→ **Material supplied**:
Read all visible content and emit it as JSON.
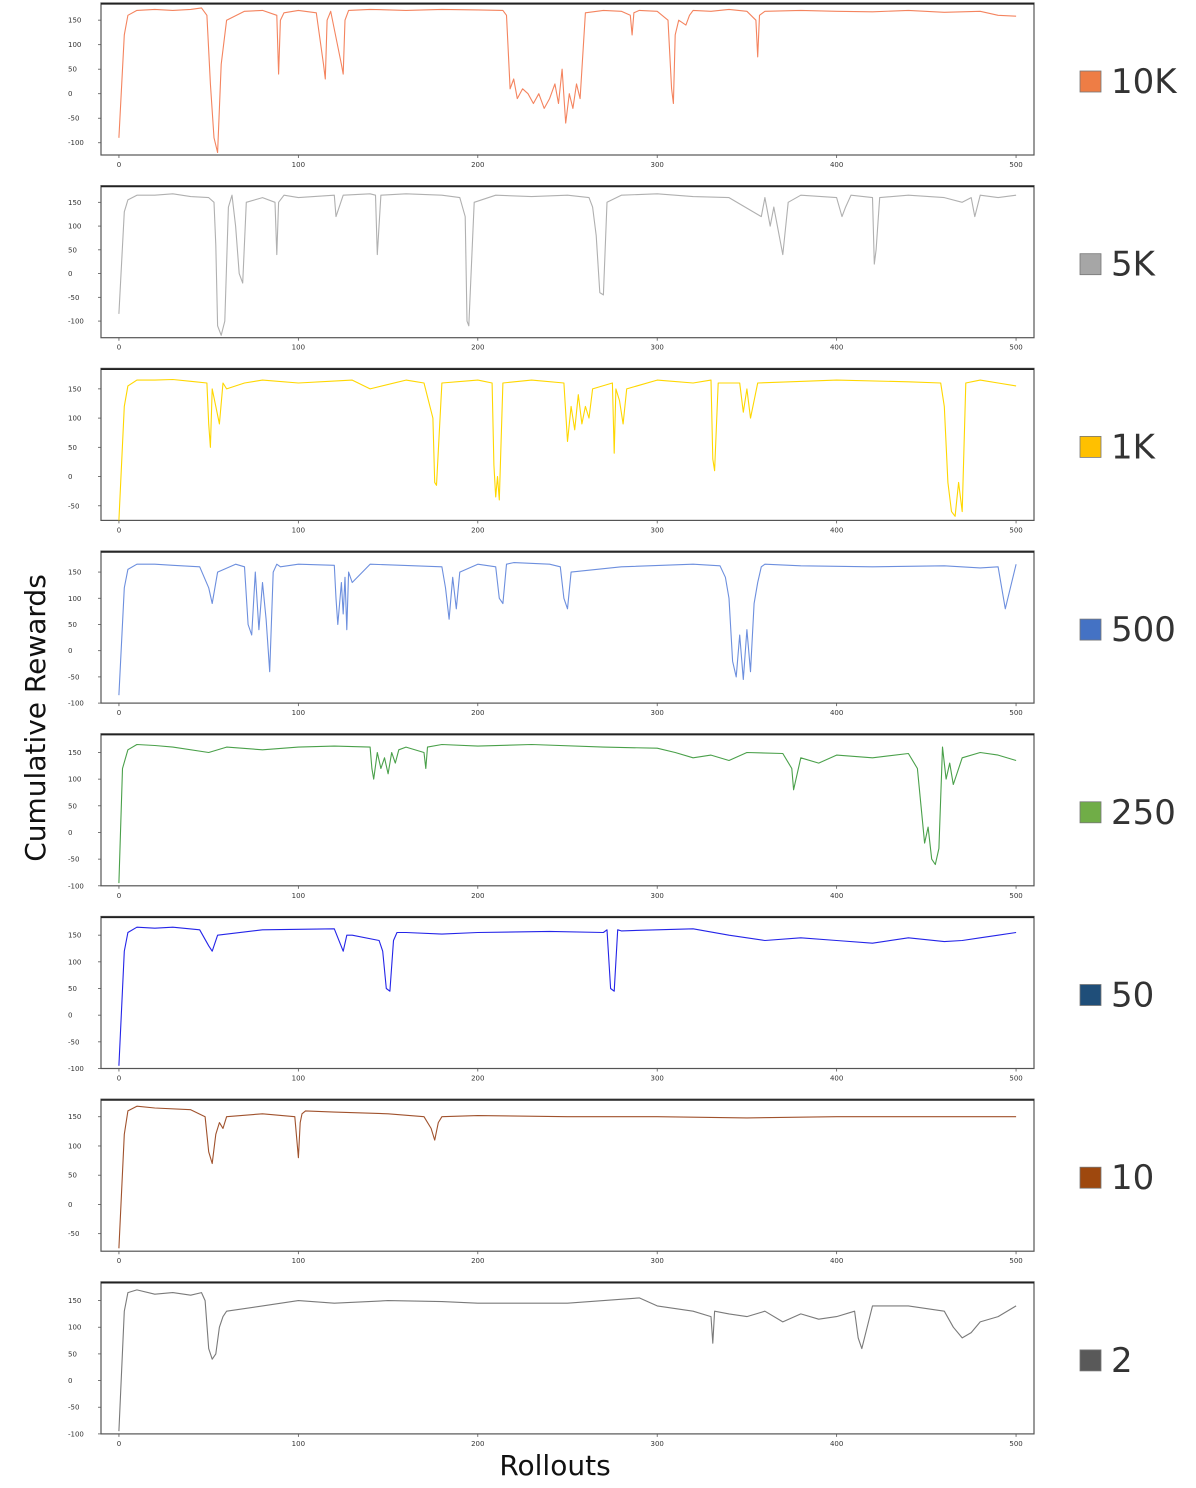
{
  "figure": {
    "xlabel": "Rollouts",
    "ylabel": "Cumulative Rewards"
  },
  "chart_data": [
    {
      "type": "line",
      "title": "",
      "xlabel": "",
      "ylabel": "",
      "xlim": [
        -10,
        510
      ],
      "ylim": [
        -125,
        185
      ],
      "xticks": [
        "0",
        "100",
        "200",
        "300",
        "400",
        "500"
      ],
      "yticks": [
        "150",
        "100",
        "50",
        "0",
        "-50",
        "-100"
      ],
      "legend": "10K",
      "color": "#f4845f",
      "swatch": "#ee7d45",
      "x": [
        0,
        3,
        5,
        10,
        20,
        30,
        40,
        46,
        49,
        51,
        53,
        55,
        57,
        60,
        70,
        80,
        88,
        89,
        90,
        92,
        100,
        110,
        114,
        115,
        116,
        118,
        124,
        125,
        126,
        128,
        140,
        160,
        180,
        200,
        214,
        216,
        218,
        220,
        222,
        225,
        228,
        231,
        234,
        237,
        240,
        243,
        245,
        247,
        249,
        251,
        253,
        255,
        257,
        260,
        270,
        280,
        285,
        286,
        287,
        290,
        300,
        306,
        308,
        309,
        310,
        312,
        316,
        318,
        320,
        330,
        340,
        350,
        355,
        356,
        357,
        360,
        380,
        400,
        420,
        440,
        460,
        480,
        490,
        500
      ],
      "y": [
        -90,
        120,
        160,
        170,
        172,
        170,
        172,
        175,
        160,
        20,
        -90,
        -120,
        60,
        150,
        168,
        170,
        160,
        40,
        150,
        165,
        170,
        165,
        60,
        30,
        150,
        168,
        60,
        40,
        150,
        170,
        172,
        170,
        172,
        171,
        170,
        160,
        10,
        30,
        -10,
        10,
        0,
        -20,
        0,
        -30,
        -10,
        20,
        -20,
        50,
        -60,
        0,
        -30,
        20,
        -10,
        165,
        170,
        168,
        160,
        120,
        165,
        170,
        168,
        150,
        10,
        -20,
        120,
        150,
        140,
        160,
        170,
        168,
        172,
        168,
        150,
        75,
        160,
        168,
        170,
        168,
        167,
        170,
        166,
        168,
        160,
        158
      ]
    },
    {
      "type": "line",
      "title": "",
      "xlabel": "",
      "ylabel": "",
      "xlim": [
        -10,
        510
      ],
      "ylim": [
        -135,
        185
      ],
      "xticks": [
        "0",
        "100",
        "200",
        "300",
        "400",
        "500"
      ],
      "yticks": [
        "150",
        "100",
        "50",
        "0",
        "-50",
        "-100"
      ],
      "legend": "5K",
      "color": "#b0b0b0",
      "swatch": "#a6a6a6",
      "x": [
        0,
        3,
        5,
        10,
        20,
        30,
        40,
        50,
        53,
        54,
        55,
        57,
        59,
        61,
        63,
        65,
        67,
        69,
        71,
        80,
        87,
        88,
        89,
        92,
        100,
        120,
        121,
        125,
        140,
        143,
        144,
        146,
        160,
        180,
        190,
        193,
        194,
        195,
        198,
        210,
        230,
        250,
        262,
        264,
        266,
        268,
        270,
        272,
        280,
        300,
        320,
        340,
        358,
        360,
        363,
        365,
        368,
        370,
        373,
        380,
        400,
        403,
        405,
        408,
        420,
        421,
        422,
        424,
        440,
        460,
        470,
        475,
        477,
        480,
        490,
        500
      ],
      "y": [
        -85,
        130,
        155,
        165,
        165,
        168,
        162,
        160,
        150,
        60,
        -110,
        -130,
        -100,
        140,
        165,
        100,
        0,
        -20,
        150,
        160,
        150,
        40,
        150,
        165,
        160,
        165,
        120,
        165,
        168,
        165,
        40,
        165,
        168,
        165,
        160,
        120,
        -100,
        -110,
        150,
        165,
        162,
        165,
        160,
        140,
        80,
        -40,
        -45,
        150,
        165,
        168,
        162,
        160,
        120,
        160,
        100,
        140,
        80,
        40,
        150,
        165,
        160,
        120,
        140,
        165,
        160,
        20,
        50,
        160,
        165,
        160,
        150,
        160,
        120,
        165,
        160,
        165
      ]
    },
    {
      "type": "line",
      "title": "",
      "xlabel": "",
      "ylabel": "",
      "xlim": [
        -10,
        510
      ],
      "ylim": [
        -75,
        185
      ],
      "xticks": [
        "0",
        "100",
        "200",
        "300",
        "400",
        "500"
      ],
      "yticks": [
        "150",
        "100",
        "50",
        "0",
        "-50"
      ],
      "legend": "1K",
      "color": "#ffd700",
      "swatch": "#ffc000",
      "x": [
        0,
        3,
        5,
        10,
        20,
        30,
        40,
        49,
        50,
        51,
        52,
        54,
        56,
        58,
        60,
        70,
        80,
        100,
        130,
        140,
        160,
        170,
        175,
        176,
        177,
        180,
        200,
        208,
        209,
        210,
        211,
        212,
        214,
        230,
        248,
        250,
        252,
        254,
        256,
        258,
        260,
        262,
        264,
        275,
        276,
        277,
        279,
        281,
        283,
        300,
        320,
        330,
        331,
        332,
        334,
        346,
        348,
        350,
        352,
        354,
        356,
        400,
        440,
        458,
        460,
        462,
        464,
        466,
        468,
        470,
        472,
        480,
        490,
        500
      ],
      "y": [
        -75,
        120,
        155,
        165,
        165,
        166,
        163,
        160,
        90,
        50,
        150,
        120,
        90,
        160,
        150,
        160,
        165,
        160,
        165,
        150,
        165,
        160,
        100,
        -10,
        -15,
        160,
        165,
        160,
        20,
        -35,
        0,
        -40,
        160,
        165,
        160,
        60,
        120,
        80,
        140,
        90,
        120,
        100,
        150,
        160,
        40,
        150,
        130,
        90,
        150,
        165,
        160,
        165,
        30,
        10,
        160,
        160,
        110,
        150,
        100,
        130,
        160,
        165,
        162,
        160,
        120,
        -10,
        -60,
        -68,
        -10,
        -60,
        160,
        165,
        160,
        155
      ]
    },
    {
      "type": "line",
      "title": "",
      "xlabel": "",
      "ylabel": "",
      "xlim": [
        -10,
        510
      ],
      "ylim": [
        -100,
        190
      ],
      "xticks": [
        "0",
        "100",
        "200",
        "300",
        "400",
        "500"
      ],
      "yticks": [
        "150",
        "100",
        "50",
        "0",
        "-50",
        "-100"
      ],
      "legend": "500",
      "color": "#6d8fde",
      "swatch": "#4472c4",
      "x": [
        0,
        3,
        5,
        10,
        20,
        30,
        45,
        50,
        52,
        55,
        65,
        70,
        72,
        74,
        76,
        78,
        80,
        82,
        84,
        86,
        88,
        90,
        100,
        120,
        121,
        122,
        124,
        125,
        126,
        127,
        128,
        130,
        140,
        180,
        182,
        184,
        186,
        188,
        190,
        200,
        210,
        212,
        214,
        216,
        220,
        240,
        246,
        248,
        250,
        252,
        280,
        320,
        335,
        338,
        340,
        342,
        344,
        346,
        348,
        350,
        352,
        354,
        356,
        358,
        360,
        380,
        420,
        460,
        480,
        490,
        492,
        494,
        500
      ],
      "y": [
        -85,
        120,
        155,
        165,
        165,
        163,
        160,
        120,
        90,
        150,
        165,
        160,
        50,
        30,
        150,
        40,
        130,
        60,
        -40,
        150,
        165,
        160,
        165,
        163,
        100,
        50,
        130,
        70,
        140,
        40,
        150,
        130,
        165,
        160,
        120,
        60,
        140,
        80,
        150,
        165,
        160,
        100,
        90,
        165,
        168,
        165,
        160,
        100,
        80,
        150,
        160,
        165,
        162,
        140,
        100,
        -20,
        -50,
        30,
        -55,
        40,
        -40,
        90,
        130,
        160,
        165,
        162,
        160,
        162,
        158,
        160,
        120,
        80,
        165
      ]
    },
    {
      "type": "line",
      "title": "",
      "xlabel": "",
      "ylabel": "",
      "xlim": [
        -10,
        510
      ],
      "ylim": [
        -100,
        185
      ],
      "xticks": [
        "0",
        "100",
        "200",
        "300",
        "400",
        "500"
      ],
      "yticks": [
        "150",
        "100",
        "50",
        "0",
        "-50",
        "-100"
      ],
      "legend": "250",
      "color": "#4aa04a",
      "swatch": "#70ad47",
      "x": [
        0,
        2,
        5,
        10,
        20,
        30,
        50,
        60,
        80,
        100,
        120,
        140,
        141,
        142,
        144,
        146,
        148,
        150,
        152,
        154,
        156,
        160,
        170,
        171,
        172,
        180,
        200,
        230,
        270,
        300,
        310,
        320,
        330,
        340,
        350,
        370,
        375,
        376,
        380,
        390,
        400,
        420,
        440,
        445,
        447,
        449,
        451,
        453,
        455,
        457,
        459,
        461,
        463,
        465,
        470,
        480,
        490,
        500
      ],
      "y": [
        -95,
        120,
        155,
        165,
        163,
        160,
        150,
        160,
        155,
        160,
        162,
        160,
        120,
        100,
        150,
        120,
        140,
        110,
        150,
        130,
        155,
        160,
        150,
        120,
        160,
        165,
        162,
        165,
        160,
        158,
        150,
        140,
        145,
        135,
        150,
        148,
        120,
        80,
        140,
        130,
        145,
        140,
        148,
        120,
        50,
        -20,
        10,
        -50,
        -60,
        -30,
        160,
        100,
        130,
        90,
        140,
        150,
        145,
        135
      ]
    },
    {
      "type": "line",
      "title": "",
      "xlabel": "",
      "ylabel": "",
      "xlim": [
        -10,
        510
      ],
      "ylim": [
        -100,
        185
      ],
      "xticks": [
        "0",
        "100",
        "200",
        "300",
        "400",
        "500"
      ],
      "yticks": [
        "150",
        "100",
        "50",
        "0",
        "-50",
        "-100"
      ],
      "legend": "50",
      "color": "#2424e8",
      "swatch": "#1f4e79",
      "x": [
        0,
        3,
        5,
        10,
        20,
        30,
        45,
        50,
        52,
        55,
        80,
        120,
        125,
        127,
        130,
        145,
        147,
        149,
        151,
        153,
        155,
        160,
        180,
        200,
        240,
        270,
        272,
        274,
        276,
        278,
        280,
        300,
        320,
        340,
        360,
        380,
        400,
        420,
        440,
        460,
        470,
        480,
        490,
        500
      ],
      "y": [
        -95,
        120,
        155,
        165,
        163,
        165,
        160,
        130,
        120,
        150,
        160,
        162,
        120,
        150,
        150,
        140,
        120,
        50,
        45,
        140,
        155,
        155,
        152,
        155,
        157,
        155,
        160,
        50,
        45,
        160,
        158,
        160,
        162,
        150,
        140,
        145,
        140,
        135,
        145,
        138,
        140,
        145,
        150,
        155
      ]
    },
    {
      "type": "line",
      "title": "",
      "xlabel": "",
      "ylabel": "",
      "xlim": [
        -10,
        510
      ],
      "ylim": [
        -80,
        180
      ],
      "xticks": [
        "0",
        "100",
        "200",
        "300",
        "400",
        "500"
      ],
      "yticks": [
        "150",
        "100",
        "50",
        "0",
        "-50"
      ],
      "legend": "10",
      "color": "#a0522d",
      "swatch": "#9e480e",
      "x": [
        0,
        3,
        5,
        10,
        20,
        40,
        48,
        50,
        52,
        54,
        56,
        58,
        60,
        80,
        98,
        100,
        101,
        102,
        104,
        120,
        150,
        170,
        174,
        176,
        178,
        180,
        200,
        250,
        300,
        350,
        400,
        450,
        500
      ],
      "y": [
        -75,
        120,
        160,
        168,
        165,
        162,
        150,
        90,
        70,
        120,
        140,
        130,
        150,
        155,
        150,
        80,
        140,
        155,
        160,
        158,
        155,
        150,
        130,
        110,
        140,
        150,
        152,
        150,
        150,
        148,
        150,
        150,
        150
      ]
    },
    {
      "type": "line",
      "title": "",
      "xlabel": "",
      "ylabel": "",
      "xlim": [
        -10,
        510
      ],
      "ylim": [
        -100,
        185
      ],
      "xticks": [
        "0",
        "100",
        "200",
        "300",
        "400",
        "500"
      ],
      "yticks": [
        "150",
        "100",
        "50",
        "0",
        "-50",
        "-100"
      ],
      "legend": "2",
      "color": "#7a7a7a",
      "swatch": "#595959",
      "x": [
        0,
        3,
        5,
        10,
        20,
        30,
        40,
        46,
        48,
        50,
        52,
        54,
        56,
        58,
        60,
        80,
        100,
        120,
        150,
        180,
        200,
        250,
        290,
        300,
        320,
        330,
        331,
        332,
        340,
        350,
        360,
        370,
        380,
        390,
        400,
        410,
        412,
        414,
        420,
        440,
        460,
        465,
        470,
        475,
        480,
        490,
        500
      ],
      "y": [
        -95,
        130,
        165,
        170,
        162,
        165,
        160,
        165,
        150,
        60,
        40,
        50,
        100,
        120,
        130,
        140,
        150,
        145,
        150,
        148,
        145,
        145,
        155,
        140,
        130,
        120,
        70,
        130,
        125,
        120,
        130,
        110,
        125,
        115,
        120,
        130,
        80,
        60,
        140,
        140,
        130,
        100,
        80,
        90,
        110,
        120,
        140
      ]
    }
  ]
}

→ **Prompt**: Output a single number: how many lines contain the word "swatch".

→ **Answer below**: 8